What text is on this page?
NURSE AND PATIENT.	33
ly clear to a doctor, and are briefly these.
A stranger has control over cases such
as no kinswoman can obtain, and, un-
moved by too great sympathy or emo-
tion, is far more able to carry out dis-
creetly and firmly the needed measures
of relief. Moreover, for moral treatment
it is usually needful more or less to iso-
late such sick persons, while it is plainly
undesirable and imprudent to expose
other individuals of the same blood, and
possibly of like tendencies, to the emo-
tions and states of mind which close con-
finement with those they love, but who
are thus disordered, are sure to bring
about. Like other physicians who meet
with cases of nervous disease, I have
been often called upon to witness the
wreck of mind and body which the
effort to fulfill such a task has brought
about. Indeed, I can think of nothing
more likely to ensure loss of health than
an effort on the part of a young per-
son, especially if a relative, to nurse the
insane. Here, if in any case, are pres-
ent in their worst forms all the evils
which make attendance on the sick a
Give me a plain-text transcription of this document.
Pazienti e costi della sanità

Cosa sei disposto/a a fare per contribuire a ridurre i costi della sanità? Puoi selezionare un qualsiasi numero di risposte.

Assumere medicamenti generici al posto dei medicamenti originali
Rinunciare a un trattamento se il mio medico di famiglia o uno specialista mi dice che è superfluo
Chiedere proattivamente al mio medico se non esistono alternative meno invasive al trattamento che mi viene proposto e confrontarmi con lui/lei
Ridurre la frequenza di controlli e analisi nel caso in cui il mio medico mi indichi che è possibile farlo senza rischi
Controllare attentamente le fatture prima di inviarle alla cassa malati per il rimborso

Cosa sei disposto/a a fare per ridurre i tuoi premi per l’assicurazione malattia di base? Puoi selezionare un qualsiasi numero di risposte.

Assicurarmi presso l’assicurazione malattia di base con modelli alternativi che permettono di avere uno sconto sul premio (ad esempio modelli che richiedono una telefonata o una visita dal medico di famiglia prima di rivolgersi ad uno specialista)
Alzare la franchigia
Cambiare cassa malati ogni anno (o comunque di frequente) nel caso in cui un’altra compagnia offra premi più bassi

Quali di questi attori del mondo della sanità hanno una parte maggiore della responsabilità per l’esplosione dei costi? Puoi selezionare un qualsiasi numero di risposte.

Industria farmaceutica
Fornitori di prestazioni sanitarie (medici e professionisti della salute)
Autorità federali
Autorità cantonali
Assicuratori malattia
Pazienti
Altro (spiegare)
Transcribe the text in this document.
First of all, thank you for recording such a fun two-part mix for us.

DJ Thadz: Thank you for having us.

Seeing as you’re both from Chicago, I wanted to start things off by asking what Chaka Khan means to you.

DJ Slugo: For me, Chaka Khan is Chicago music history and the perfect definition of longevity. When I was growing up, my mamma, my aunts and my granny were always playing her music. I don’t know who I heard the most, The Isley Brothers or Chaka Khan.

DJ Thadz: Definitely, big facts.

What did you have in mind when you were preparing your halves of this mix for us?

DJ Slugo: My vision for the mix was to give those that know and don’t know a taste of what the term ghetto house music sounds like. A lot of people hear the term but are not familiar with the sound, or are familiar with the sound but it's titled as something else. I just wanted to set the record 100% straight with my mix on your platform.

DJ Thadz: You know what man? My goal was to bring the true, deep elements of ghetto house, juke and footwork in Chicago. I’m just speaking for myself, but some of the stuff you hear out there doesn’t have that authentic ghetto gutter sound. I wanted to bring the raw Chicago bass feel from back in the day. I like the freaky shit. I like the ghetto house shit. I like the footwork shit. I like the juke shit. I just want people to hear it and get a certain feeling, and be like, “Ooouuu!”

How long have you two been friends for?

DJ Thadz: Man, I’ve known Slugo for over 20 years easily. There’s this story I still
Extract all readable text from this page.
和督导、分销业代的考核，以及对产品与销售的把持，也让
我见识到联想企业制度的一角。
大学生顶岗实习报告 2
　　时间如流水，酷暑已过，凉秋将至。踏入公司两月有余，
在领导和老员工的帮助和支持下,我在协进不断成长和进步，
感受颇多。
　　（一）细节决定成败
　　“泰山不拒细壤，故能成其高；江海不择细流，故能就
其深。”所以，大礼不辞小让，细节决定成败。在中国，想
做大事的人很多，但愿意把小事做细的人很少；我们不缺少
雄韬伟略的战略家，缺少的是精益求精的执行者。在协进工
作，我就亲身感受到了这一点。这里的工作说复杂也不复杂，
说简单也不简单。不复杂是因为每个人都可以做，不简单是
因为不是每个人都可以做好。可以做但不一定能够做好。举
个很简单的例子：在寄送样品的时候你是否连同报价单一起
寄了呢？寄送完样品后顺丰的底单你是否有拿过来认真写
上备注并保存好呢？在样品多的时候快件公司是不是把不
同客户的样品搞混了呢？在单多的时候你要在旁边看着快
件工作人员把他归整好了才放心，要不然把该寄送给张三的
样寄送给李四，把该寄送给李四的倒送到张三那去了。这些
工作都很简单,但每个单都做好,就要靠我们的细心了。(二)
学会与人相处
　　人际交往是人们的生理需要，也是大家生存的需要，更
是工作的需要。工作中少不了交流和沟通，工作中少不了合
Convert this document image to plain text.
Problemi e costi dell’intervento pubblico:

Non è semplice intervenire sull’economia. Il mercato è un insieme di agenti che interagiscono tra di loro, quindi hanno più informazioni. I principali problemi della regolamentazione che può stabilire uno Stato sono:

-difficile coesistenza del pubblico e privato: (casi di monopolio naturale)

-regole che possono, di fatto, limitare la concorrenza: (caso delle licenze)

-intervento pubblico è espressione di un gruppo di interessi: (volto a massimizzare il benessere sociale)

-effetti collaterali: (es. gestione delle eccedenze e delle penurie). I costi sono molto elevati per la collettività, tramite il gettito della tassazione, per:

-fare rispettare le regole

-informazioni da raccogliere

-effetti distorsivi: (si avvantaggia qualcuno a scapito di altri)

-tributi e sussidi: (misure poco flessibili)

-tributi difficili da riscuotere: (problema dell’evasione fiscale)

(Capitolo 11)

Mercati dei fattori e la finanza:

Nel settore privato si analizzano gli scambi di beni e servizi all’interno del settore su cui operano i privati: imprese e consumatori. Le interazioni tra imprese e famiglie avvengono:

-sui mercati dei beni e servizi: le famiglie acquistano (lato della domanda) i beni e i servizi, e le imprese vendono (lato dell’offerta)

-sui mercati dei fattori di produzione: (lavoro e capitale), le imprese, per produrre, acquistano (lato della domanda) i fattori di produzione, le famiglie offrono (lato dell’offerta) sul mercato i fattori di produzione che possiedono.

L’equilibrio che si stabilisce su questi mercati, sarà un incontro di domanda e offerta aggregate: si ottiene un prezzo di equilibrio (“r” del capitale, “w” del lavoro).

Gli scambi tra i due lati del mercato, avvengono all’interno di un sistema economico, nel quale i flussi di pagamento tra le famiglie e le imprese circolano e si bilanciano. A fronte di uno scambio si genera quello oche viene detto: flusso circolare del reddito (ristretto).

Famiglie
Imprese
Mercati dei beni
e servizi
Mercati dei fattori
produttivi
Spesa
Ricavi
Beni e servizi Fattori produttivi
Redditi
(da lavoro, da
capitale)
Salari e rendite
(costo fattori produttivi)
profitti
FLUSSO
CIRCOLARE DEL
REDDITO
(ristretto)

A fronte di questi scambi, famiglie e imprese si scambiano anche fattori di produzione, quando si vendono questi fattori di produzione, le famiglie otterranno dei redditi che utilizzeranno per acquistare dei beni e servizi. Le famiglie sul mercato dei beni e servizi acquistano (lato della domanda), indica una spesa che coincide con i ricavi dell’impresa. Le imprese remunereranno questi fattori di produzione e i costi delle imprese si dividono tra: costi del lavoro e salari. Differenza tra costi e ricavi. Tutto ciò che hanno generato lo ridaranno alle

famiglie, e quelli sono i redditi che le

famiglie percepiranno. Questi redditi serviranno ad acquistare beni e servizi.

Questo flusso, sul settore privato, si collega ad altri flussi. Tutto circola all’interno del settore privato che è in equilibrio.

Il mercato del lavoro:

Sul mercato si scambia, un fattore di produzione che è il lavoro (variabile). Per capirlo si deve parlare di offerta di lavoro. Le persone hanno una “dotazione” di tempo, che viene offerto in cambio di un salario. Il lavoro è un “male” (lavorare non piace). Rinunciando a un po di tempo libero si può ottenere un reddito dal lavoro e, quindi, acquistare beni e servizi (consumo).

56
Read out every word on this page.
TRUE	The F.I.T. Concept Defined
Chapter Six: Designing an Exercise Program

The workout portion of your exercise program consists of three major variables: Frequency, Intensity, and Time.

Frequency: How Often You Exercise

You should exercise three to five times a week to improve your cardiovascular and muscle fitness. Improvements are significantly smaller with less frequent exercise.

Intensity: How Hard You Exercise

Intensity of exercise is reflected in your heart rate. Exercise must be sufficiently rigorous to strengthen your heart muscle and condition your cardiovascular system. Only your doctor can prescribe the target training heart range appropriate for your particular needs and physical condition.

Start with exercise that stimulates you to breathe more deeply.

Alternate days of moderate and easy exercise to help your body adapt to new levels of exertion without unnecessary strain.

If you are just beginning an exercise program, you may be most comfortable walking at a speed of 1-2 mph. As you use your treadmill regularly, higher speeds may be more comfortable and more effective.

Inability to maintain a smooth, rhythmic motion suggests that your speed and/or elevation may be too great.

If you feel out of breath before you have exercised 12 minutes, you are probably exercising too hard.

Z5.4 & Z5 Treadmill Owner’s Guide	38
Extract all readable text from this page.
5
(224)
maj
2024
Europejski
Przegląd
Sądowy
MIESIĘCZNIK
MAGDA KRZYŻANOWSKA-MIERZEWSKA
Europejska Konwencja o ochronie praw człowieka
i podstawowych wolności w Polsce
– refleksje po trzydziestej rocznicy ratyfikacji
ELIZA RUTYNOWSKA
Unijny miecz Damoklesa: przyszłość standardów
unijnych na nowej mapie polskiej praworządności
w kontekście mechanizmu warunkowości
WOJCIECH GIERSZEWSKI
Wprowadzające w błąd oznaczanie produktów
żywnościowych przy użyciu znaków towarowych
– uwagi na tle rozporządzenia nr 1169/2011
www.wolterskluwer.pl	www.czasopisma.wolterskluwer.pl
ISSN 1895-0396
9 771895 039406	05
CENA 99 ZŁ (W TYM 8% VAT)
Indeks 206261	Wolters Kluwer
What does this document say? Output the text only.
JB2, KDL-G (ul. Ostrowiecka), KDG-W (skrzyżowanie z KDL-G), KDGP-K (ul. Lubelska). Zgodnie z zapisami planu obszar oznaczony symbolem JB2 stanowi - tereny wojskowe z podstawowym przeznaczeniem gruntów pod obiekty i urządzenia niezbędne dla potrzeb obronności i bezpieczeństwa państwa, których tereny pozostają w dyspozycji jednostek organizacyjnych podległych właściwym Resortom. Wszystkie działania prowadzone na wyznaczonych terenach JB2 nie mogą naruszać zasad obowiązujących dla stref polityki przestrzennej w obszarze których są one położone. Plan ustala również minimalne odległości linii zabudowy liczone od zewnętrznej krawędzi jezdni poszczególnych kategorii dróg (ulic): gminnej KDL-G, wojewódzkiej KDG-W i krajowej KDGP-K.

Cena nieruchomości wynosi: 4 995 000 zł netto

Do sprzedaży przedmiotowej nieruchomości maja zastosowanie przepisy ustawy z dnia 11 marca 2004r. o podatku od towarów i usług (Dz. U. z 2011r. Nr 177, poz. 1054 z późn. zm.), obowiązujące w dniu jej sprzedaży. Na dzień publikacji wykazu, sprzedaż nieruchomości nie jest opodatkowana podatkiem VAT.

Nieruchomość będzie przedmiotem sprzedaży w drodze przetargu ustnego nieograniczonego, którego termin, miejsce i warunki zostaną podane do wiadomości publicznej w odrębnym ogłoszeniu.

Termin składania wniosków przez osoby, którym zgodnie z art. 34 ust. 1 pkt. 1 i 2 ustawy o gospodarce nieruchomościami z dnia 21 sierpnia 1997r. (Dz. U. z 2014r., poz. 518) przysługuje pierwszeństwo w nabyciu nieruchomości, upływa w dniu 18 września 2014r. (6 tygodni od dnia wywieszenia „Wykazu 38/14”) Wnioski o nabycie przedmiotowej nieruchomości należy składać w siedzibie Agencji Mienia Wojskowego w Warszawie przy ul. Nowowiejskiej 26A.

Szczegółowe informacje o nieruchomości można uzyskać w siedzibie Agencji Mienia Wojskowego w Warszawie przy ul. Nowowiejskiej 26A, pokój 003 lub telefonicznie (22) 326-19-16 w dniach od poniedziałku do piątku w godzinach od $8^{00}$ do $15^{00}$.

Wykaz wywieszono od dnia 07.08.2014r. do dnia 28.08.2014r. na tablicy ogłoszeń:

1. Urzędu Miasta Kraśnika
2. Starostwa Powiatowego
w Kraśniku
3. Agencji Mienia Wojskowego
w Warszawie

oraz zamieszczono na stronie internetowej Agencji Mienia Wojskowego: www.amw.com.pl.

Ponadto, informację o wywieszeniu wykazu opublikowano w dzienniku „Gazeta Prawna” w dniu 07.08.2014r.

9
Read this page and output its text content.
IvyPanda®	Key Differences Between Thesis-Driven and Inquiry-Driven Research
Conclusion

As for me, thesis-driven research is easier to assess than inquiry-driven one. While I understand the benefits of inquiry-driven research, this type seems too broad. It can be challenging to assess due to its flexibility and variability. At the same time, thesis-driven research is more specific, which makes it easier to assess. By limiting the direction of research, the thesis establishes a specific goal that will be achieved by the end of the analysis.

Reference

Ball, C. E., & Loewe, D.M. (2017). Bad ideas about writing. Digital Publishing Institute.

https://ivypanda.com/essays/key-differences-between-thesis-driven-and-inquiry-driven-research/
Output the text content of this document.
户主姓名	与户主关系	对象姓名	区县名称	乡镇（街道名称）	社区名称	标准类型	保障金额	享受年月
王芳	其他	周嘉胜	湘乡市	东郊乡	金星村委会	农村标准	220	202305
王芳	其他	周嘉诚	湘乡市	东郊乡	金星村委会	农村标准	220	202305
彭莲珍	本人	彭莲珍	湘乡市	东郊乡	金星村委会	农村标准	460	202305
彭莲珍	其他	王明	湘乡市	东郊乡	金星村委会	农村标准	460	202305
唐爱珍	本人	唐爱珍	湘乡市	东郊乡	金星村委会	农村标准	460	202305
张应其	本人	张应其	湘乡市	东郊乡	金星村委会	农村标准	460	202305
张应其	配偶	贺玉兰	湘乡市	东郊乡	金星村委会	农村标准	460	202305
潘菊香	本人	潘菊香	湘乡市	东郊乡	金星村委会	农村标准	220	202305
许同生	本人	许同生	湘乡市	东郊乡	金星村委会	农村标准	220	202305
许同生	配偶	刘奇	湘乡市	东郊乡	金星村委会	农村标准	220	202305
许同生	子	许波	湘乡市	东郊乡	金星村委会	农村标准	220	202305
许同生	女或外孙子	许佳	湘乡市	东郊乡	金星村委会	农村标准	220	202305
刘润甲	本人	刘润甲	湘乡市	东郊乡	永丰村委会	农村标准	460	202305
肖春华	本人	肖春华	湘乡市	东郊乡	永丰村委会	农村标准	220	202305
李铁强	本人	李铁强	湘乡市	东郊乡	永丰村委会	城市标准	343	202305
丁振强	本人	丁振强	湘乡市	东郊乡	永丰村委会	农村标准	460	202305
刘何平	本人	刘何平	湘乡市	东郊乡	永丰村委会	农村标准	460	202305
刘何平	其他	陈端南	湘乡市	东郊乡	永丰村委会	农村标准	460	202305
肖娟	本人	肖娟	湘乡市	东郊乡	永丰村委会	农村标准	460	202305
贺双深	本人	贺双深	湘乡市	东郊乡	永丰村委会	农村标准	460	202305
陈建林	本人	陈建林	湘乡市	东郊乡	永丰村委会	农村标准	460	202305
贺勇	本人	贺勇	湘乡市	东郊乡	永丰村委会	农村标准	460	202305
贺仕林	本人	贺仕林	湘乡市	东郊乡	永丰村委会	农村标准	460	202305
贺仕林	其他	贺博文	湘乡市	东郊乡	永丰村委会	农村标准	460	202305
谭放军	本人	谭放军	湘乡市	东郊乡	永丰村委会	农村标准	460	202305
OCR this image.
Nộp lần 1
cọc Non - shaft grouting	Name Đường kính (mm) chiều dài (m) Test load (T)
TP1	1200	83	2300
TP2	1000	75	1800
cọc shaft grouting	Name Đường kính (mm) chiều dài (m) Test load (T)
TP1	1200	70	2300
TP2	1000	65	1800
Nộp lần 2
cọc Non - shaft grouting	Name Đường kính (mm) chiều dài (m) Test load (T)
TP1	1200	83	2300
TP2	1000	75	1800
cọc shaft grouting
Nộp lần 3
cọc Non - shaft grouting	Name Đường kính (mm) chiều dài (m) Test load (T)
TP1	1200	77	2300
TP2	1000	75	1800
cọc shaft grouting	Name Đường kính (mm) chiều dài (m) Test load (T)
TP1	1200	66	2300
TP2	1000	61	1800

== == ==

Problem requirements
All lines from the one containing "Output the text content of this document." through the final line of the listing above are to be reproduced exactly; include both and add nothing.

Response for this exercise
Output the text content of this document.
户主姓名	与户主关系	对象姓名	区县名称	乡镇（街道名称）	社区名称	标准类型	保障金额	享受年月
王芳	其他	周嘉胜	湘乡市	东郊乡	金星村委会	农村标准	220	202305
王芳	其他	周嘉诚	湘乡市	东郊乡	金星村委会	农村标准	220	202305
彭莲珍	本人	彭莲珍	湘乡市	东郊乡	金星村委会	农村标准	460	202305
彭莲珍	其他	王明	湘乡市	东郊乡	金星村委会	农村标准	460	202305
唐爱珍	本人	唐爱珍	湘乡市	东郊乡	金星村委会	农村标准	460	202305
张应其	本人	张应其	湘乡市	东郊乡	金星村委会	农村标准	460	202305
张应其	配偶	贺玉兰	湘乡市	东郊乡	金星村委会	农村标准	460	202305
潘菊香	本人	潘菊香	湘乡市	东郊乡	金星村委会	农村标准	220	202305
许同生	本人	许同生	湘乡市	东郊乡	金星村委会	农村标准	220	202305
许同生	配偶	刘奇	湘乡市	东郊乡	金星村委会	农村标准	220	202305
许同生	子	许波	湘乡市	东郊乡	金星村委会	农村标准	220	202305
许同生	女或外孙子	许佳	湘乡市	东郊乡	金星村委会	农村标准	220	202305
刘润甲	本人	刘润甲	湘乡市	东郊乡	永丰村委会	农村标准	460	202305
肖春华	本人	肖春华	湘乡市	东郊乡	永丰村委会	农村标准	220	202305
李铁强	本人	李铁强	湘乡市	东郊乡	永丰村委会	城市标准	343	202305
丁振强	本人	丁振强	湘乡市	东郊乡	永丰村委会	农村标准	460	202305
刘何平	本人	刘何平	湘乡市	东郊乡	永丰村委会	农村标准	460	202305
刘何平	其他	陈端南	湘乡市	东郊乡	永丰村委会	农村标准	460	202305
肖娟	本人	肖娟	湘乡市	东郊乡	永丰村委会	农村标准	460	202305
贺双深	本人	贺双深	湘乡市	东郊乡	永丰村委会	农村标准	460	202305
陈建林	本人	陈建林	湘乡市	东郊乡	永丰村委会	农村标准	460	202305
贺勇	本人	贺勇	湘乡市	东郊乡	永丰村委会	农村标准	460	202305
贺仕林	本人	贺仕林	湘乡市	东郊乡	永丰村委会	农村标准	460	202305
贺仕林	其他	贺博文	湘乡市	东郊乡	永丰村委会	农村标准	460	202305
谭放军	本人	谭放军	湘乡市	东郊乡	永丰村委会	农村标准	460	202305
OCR this image.
Nộp lần 1
cọc Non - shaft grouting	Name Đường kính (mm) chiều dài (m) Test load (T)
TP1	1200	83	2300
TP2	1000	75	1800
cọc shaft grouting	Name Đường kính (mm) chiều dài (m) Test load (T)
TP1	1200	70	2300
TP2	1000	65	1800
Nộp lần 2
cọc Non - shaft grouting	Name Đường kính (mm) chiều dài (m) Test load (T)
TP1	1200	83	2300
TP2	1000	75	1800
cọc shaft grouting
Nộp lần 3
cọc Non - shaft grouting	Name Đường kính (mm) chiều dài (m) Test load (T)
TP1	1200	77	2300
TP2	1000	75	1800
cọc shaft grouting	Name Đường kính (mm) chiều dài (m) Test load (T)
TP1	1200	66	2300
TP2	1000	61	1800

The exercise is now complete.